GOAL OF THE EXERCISE | Determine the count of lines holding the string "name". Return only the number.

RECORD EXTRACTS |
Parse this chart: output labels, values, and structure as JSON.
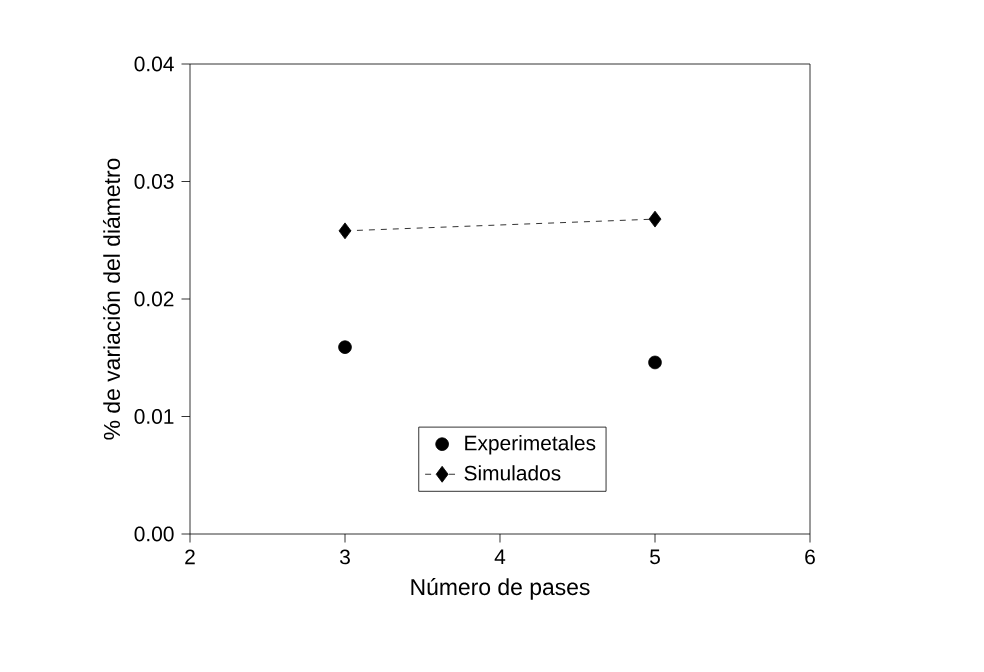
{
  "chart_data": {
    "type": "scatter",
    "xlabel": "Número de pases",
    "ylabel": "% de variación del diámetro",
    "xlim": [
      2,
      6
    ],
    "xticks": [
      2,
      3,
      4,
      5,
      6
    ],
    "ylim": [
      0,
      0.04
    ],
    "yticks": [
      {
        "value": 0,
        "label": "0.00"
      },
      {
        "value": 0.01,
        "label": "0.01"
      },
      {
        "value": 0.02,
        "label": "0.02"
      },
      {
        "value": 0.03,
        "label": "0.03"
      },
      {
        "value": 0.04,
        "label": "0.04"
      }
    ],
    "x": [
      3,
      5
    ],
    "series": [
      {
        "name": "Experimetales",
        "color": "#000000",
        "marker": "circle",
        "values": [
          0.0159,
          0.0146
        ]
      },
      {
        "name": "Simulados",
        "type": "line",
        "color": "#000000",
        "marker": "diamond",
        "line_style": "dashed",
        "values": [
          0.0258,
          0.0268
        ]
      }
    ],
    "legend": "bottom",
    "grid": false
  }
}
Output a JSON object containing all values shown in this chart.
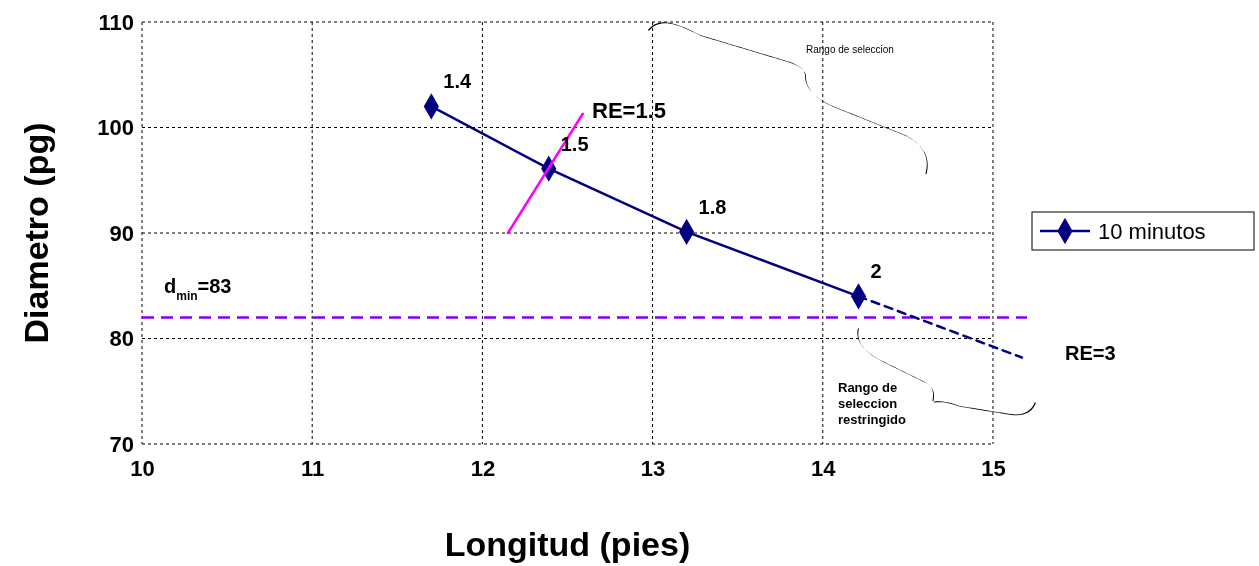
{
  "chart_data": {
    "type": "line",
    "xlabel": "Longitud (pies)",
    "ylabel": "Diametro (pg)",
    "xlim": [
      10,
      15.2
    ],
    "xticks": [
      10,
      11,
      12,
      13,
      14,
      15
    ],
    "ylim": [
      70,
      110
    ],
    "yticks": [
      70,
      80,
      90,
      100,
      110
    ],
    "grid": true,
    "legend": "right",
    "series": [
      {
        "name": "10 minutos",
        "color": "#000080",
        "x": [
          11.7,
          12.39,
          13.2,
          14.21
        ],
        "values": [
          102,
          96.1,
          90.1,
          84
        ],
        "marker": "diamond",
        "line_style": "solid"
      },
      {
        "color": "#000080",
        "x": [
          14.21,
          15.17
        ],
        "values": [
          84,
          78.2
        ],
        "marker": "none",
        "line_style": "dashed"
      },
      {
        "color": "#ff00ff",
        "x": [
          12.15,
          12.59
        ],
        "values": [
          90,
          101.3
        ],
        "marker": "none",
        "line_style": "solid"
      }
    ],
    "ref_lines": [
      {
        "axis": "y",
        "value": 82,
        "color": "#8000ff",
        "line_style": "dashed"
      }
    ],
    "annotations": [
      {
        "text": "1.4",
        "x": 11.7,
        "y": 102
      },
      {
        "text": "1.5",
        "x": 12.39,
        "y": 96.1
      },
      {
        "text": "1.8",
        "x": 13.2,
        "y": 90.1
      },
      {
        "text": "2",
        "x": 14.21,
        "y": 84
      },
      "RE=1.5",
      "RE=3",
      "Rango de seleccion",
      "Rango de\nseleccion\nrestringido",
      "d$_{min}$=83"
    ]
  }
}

TASK RESPONSE | 3